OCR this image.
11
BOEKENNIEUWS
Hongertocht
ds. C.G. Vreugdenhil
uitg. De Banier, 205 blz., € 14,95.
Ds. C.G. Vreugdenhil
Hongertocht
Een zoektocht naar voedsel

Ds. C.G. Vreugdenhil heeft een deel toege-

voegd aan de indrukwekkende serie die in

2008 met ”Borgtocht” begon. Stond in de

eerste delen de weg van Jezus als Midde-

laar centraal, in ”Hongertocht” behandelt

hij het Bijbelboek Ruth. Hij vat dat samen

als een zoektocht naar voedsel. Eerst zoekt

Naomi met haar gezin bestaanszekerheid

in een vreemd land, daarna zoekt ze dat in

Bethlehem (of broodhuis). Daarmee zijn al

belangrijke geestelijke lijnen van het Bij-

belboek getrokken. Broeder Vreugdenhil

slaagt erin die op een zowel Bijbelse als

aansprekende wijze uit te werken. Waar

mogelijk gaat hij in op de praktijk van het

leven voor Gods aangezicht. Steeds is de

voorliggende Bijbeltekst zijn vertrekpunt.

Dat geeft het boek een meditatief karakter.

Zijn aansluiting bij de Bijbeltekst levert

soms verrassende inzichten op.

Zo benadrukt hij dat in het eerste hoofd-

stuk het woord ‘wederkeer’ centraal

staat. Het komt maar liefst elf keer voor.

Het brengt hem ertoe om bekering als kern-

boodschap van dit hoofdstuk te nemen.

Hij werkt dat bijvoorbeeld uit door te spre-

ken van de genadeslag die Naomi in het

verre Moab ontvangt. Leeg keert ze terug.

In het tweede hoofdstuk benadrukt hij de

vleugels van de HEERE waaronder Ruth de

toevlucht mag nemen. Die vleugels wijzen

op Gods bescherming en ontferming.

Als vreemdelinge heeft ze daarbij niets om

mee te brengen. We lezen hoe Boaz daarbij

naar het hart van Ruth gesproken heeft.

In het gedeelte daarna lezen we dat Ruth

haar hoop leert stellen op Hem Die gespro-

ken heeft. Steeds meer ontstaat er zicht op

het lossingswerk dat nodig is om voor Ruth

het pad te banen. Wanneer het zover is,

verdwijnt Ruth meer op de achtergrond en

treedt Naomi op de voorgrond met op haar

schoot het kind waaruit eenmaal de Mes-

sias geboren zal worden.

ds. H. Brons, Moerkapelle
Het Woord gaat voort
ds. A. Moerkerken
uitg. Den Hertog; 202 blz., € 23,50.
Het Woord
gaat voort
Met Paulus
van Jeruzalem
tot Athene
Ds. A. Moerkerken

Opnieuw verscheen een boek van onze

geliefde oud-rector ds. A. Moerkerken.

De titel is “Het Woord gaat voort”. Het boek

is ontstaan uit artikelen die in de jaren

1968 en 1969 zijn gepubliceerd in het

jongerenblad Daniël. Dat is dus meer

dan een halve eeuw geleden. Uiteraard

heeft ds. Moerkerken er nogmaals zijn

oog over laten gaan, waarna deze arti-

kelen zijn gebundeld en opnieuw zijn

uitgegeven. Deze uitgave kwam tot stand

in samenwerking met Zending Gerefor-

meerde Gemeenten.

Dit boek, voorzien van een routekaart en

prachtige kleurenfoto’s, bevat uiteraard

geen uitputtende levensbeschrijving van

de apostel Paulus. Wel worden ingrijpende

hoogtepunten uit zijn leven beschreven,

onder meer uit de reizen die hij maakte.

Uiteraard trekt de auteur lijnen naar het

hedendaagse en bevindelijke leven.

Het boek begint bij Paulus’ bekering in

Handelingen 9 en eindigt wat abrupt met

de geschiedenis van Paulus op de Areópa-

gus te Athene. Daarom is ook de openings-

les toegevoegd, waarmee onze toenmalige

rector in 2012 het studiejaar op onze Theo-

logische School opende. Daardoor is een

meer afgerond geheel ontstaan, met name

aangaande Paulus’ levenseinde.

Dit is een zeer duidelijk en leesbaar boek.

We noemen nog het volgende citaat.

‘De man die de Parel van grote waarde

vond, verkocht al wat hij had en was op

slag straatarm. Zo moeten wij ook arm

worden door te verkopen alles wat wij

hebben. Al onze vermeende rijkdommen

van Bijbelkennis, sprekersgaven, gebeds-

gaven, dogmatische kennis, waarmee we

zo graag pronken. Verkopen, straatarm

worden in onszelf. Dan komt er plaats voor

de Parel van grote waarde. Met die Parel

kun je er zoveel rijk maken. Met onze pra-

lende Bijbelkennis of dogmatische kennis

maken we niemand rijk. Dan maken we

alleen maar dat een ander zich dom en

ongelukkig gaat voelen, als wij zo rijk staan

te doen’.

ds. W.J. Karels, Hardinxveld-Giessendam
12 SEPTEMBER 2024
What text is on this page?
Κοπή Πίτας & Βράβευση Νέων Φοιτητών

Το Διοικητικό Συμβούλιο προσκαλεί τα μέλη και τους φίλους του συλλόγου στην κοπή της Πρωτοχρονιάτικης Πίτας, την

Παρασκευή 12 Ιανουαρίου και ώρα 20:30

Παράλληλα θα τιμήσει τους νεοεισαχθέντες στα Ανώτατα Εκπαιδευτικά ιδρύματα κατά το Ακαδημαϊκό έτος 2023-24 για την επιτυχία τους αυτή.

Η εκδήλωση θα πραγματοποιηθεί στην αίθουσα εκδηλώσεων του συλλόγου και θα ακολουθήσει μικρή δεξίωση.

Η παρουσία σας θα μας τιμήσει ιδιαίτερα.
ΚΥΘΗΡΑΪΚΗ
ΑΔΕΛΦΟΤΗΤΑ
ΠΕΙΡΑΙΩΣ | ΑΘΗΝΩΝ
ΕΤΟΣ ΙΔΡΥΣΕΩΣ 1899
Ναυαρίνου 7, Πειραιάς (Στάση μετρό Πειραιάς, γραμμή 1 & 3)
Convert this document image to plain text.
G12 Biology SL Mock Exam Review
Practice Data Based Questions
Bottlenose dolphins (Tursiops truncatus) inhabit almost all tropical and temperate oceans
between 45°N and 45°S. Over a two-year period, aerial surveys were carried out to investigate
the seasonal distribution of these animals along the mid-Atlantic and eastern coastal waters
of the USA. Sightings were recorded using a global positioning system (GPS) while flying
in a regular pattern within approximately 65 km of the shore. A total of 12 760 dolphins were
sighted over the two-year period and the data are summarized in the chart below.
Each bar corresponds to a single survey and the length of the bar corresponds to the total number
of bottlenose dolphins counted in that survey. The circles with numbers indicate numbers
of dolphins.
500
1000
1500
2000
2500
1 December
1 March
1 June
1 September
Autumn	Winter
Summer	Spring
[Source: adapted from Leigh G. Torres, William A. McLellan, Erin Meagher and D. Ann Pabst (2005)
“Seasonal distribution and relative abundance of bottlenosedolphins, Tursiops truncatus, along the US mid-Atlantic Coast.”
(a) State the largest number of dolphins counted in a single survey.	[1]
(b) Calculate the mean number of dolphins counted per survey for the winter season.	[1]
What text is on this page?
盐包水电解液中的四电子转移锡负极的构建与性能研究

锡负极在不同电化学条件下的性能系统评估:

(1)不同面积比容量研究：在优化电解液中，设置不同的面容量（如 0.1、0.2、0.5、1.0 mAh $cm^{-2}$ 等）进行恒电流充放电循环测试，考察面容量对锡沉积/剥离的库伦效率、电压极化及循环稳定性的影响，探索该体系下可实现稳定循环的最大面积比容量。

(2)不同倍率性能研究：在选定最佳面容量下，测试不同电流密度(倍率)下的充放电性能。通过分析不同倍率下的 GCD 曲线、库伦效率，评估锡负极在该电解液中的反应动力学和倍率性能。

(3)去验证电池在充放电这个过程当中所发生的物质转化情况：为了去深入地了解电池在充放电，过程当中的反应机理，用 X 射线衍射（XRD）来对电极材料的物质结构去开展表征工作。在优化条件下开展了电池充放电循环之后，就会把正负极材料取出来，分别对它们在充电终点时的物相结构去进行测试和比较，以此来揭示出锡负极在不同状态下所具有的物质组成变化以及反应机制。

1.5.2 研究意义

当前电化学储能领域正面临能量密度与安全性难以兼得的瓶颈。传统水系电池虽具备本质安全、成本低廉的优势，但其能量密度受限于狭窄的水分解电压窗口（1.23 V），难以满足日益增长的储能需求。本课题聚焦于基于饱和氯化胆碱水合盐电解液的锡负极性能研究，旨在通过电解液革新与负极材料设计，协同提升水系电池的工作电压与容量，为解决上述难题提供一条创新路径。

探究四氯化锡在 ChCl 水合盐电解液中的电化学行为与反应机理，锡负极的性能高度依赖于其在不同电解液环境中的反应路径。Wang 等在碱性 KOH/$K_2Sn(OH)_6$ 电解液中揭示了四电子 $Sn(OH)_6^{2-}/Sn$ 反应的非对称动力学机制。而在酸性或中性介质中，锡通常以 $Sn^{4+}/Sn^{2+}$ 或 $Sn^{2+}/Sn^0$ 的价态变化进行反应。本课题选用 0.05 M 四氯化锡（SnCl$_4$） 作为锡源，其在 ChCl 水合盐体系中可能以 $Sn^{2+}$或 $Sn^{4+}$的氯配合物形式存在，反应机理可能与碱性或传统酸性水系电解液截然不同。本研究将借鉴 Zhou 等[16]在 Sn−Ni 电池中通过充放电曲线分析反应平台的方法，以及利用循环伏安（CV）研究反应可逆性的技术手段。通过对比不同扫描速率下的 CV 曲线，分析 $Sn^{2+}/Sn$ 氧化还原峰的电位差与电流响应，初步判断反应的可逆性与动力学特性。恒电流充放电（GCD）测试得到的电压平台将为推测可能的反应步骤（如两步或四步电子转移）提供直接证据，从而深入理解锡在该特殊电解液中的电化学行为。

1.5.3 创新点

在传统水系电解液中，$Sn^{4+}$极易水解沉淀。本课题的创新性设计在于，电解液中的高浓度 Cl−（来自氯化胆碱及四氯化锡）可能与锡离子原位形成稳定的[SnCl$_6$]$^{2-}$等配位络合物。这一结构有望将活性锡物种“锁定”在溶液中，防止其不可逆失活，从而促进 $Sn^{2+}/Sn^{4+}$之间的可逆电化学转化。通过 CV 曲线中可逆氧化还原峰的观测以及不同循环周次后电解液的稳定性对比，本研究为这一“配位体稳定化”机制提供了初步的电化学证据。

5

================

** GOAL OF THE EXERCISE **
Filter the entries down to the lines containing "SnCl". Copy each of those lines.

** RESULT FOR THIS TASK **
探究四氯化锡在 ChCl 水合盐电解液中的电化学行为与反应机理，锡负极的性能高度依赖于其在不同电解液环境中的反应路径。Wang 等在碱性 KOH/$K_2Sn(OH)_6$ 电解液中揭示了四电子 $Sn(OH)_6^{2-}/Sn$ 反应的非对称动力学机制。而在酸性或中性介质中，锡通常以 $Sn^{4+}/Sn^{2+}$ 或 $Sn^{2+}/Sn^0$ 的价态变化进行反应。本课题选用 0.05 M 四氯化锡（SnCl$_4$） 作为锡源，其在 ChCl 水合盐体系中可能以 $Sn^{2+}$或 $Sn^{4+}$的氯配合物形式存在，反应机理可能与碱性或传统酸性水系电解液截然不同。本研究将借鉴 Zhou 等[16]在 Sn−Ni 电池中通过充放电曲线分析反应平台的方法，以及利用循环伏安（CV）研究反应可逆性的技术手段。通过对比不同扫描速率下的 CV 曲线，分析 $Sn^{2+}/Sn$ 氧化还原峰的电位差与电流响应，初步判断反应的可逆性与动力学特性。恒电流充放电（GCD）测试得到的电压平台将为推测可能的反应步骤（如两步或四步电子转移）提供直接证据，从而深入理解锡在该特殊电解液中的电化学行为。
在传统水系电解液中，$Sn^{4+}$极易水解沉淀。本课题的创新性设计在于，电解液中的高浓度 Cl−（来自氯化胆碱及四氯化锡）可能与锡离子原位形成稳定的[SnCl$_6$]$^{2-}$等配位络合物。这一结构有望将活性锡物种“锁定”在溶液中，防止其不可逆失活，从而促进 $Sn^{2+}/Sn^{4+}$之间的可逆电化学转化。通过 CV 曲线中可逆氧化还原峰的观测以及不同循环周次后电解液的稳定性对比，本研究为这一“配位体稳定化”机制提供了初步的电化学证据。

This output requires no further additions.